**Data for this exercise:**
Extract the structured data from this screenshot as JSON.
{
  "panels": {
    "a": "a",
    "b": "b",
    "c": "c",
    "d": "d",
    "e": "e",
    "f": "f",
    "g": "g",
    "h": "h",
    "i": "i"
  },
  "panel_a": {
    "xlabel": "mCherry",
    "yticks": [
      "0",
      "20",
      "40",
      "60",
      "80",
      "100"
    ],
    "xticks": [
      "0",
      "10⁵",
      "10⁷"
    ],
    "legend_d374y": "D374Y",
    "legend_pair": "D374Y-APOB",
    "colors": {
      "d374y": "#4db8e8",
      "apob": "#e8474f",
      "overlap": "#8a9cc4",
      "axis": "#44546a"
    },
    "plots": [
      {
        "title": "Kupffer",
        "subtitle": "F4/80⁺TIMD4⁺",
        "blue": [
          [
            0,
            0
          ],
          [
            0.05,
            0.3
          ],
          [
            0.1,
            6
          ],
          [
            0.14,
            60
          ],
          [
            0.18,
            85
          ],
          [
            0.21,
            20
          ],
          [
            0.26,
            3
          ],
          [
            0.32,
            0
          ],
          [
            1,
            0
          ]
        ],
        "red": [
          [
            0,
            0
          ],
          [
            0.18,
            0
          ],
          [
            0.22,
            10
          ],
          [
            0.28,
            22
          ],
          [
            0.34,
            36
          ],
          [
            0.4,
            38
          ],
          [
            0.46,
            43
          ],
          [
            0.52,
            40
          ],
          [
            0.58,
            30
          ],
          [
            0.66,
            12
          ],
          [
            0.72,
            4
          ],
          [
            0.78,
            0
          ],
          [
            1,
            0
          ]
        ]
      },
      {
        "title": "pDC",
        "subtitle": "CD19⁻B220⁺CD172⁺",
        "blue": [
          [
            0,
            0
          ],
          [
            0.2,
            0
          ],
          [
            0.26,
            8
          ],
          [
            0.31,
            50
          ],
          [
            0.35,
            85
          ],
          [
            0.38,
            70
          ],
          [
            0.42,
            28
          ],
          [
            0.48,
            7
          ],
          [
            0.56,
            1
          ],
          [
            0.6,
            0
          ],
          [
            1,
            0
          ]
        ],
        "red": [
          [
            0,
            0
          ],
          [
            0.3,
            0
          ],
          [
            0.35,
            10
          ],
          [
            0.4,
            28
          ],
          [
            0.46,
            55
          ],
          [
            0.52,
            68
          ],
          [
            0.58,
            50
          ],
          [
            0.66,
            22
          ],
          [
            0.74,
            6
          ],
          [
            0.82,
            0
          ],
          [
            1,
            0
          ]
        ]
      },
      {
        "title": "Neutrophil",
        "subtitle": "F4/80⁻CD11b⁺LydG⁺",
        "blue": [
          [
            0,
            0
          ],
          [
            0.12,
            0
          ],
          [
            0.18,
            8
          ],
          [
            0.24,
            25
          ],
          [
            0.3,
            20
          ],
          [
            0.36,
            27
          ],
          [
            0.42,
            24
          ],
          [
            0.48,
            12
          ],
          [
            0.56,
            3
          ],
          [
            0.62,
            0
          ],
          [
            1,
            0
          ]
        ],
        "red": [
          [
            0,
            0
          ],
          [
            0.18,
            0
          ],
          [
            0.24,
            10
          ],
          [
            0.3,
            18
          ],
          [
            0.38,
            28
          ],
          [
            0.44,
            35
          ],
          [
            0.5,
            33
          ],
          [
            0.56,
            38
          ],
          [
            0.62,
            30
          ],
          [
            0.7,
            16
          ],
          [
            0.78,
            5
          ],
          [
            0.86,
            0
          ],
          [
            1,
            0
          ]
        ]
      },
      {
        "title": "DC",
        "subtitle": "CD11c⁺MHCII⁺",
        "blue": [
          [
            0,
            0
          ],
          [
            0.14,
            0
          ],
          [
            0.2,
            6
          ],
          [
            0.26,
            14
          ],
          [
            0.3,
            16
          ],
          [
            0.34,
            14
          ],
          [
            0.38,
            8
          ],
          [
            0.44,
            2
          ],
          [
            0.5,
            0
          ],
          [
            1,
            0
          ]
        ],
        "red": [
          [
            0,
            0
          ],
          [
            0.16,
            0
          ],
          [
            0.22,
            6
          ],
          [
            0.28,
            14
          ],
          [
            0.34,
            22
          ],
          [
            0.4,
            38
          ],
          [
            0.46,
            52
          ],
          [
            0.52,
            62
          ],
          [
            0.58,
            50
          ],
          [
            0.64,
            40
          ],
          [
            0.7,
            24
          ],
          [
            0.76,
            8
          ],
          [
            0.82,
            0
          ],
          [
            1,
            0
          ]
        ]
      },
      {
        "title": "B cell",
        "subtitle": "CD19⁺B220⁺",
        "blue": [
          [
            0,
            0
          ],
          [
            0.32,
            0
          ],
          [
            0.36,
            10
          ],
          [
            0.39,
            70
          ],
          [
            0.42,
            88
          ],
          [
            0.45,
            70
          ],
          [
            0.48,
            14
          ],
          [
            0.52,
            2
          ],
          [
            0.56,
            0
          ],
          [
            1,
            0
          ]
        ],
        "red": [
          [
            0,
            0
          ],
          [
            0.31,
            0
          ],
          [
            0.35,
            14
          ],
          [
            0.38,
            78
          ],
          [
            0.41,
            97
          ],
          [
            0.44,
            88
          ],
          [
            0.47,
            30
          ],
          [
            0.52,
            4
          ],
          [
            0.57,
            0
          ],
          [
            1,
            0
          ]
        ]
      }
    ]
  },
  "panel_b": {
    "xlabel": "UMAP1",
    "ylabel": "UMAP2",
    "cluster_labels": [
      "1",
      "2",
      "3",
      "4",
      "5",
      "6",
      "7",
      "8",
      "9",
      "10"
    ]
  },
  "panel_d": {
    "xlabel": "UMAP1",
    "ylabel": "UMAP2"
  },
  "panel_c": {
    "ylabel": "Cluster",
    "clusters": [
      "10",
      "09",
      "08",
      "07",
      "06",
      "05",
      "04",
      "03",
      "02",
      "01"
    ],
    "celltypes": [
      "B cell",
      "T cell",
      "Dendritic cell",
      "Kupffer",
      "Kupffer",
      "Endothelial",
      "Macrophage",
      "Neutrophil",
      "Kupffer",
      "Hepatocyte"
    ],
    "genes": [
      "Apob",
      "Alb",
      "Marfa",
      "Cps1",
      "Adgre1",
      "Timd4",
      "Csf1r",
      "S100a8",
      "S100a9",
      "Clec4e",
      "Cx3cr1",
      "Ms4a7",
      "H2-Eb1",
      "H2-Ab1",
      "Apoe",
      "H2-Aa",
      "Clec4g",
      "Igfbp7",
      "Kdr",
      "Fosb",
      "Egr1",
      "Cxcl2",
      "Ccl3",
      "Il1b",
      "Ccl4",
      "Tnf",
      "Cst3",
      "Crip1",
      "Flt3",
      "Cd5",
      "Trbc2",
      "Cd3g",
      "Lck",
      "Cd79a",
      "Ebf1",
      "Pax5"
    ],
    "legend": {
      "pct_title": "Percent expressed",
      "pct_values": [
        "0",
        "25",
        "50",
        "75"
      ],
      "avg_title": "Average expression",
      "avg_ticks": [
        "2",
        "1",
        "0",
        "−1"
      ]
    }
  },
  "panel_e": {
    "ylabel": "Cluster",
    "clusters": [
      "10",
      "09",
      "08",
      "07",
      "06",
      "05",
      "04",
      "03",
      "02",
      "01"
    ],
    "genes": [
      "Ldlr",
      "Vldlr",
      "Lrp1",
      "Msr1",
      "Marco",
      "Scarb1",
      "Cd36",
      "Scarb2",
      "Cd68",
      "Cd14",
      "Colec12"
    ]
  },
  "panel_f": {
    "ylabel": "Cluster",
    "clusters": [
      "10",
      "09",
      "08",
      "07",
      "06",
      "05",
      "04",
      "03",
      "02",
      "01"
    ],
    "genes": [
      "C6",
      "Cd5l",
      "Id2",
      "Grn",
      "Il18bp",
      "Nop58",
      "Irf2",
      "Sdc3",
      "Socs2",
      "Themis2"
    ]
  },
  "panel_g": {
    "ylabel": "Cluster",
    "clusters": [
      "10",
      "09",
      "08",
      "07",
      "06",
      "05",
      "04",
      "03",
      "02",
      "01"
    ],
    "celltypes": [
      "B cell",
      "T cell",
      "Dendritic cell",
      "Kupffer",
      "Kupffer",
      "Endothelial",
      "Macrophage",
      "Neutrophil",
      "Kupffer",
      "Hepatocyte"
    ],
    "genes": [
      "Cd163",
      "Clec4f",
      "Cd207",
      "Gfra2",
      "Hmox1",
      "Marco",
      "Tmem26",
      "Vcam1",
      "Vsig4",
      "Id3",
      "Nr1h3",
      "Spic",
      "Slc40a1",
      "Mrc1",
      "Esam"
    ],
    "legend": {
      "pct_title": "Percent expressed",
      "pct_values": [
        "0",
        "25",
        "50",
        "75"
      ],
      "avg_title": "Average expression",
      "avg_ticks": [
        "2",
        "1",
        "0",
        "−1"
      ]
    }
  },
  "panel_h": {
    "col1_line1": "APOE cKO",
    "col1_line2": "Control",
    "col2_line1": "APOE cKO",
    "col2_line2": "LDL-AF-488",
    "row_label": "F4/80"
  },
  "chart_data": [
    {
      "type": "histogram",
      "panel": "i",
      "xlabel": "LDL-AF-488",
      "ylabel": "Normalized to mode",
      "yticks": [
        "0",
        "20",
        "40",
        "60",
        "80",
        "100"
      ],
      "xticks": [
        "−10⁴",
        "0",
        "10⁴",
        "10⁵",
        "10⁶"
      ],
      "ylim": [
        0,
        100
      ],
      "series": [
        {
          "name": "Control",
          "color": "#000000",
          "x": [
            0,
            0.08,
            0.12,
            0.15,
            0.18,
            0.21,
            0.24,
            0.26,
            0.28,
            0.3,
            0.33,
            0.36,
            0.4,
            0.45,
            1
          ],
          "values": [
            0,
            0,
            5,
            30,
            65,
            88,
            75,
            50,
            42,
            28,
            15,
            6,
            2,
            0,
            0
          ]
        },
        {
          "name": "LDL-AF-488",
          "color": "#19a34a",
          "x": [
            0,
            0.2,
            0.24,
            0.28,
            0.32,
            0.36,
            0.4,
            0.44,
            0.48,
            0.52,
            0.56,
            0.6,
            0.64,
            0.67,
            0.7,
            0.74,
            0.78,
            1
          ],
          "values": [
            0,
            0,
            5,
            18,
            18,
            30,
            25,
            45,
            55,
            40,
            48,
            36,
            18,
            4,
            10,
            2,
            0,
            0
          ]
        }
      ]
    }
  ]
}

**Exercise details:**
Among the records above, find each line containing the string "subtitle" and copy it.

**Exercise response:**
        "subtitle": "F4/80⁺TIMD4⁺",
        "subtitle": "CD19⁻B220⁺CD172⁺",
        "subtitle": "F4/80⁻CD11b⁺LydG⁺",
        "subtitle": "CD11c⁺MHCII⁺",
        "subtitle": "CD19⁺B220⁺",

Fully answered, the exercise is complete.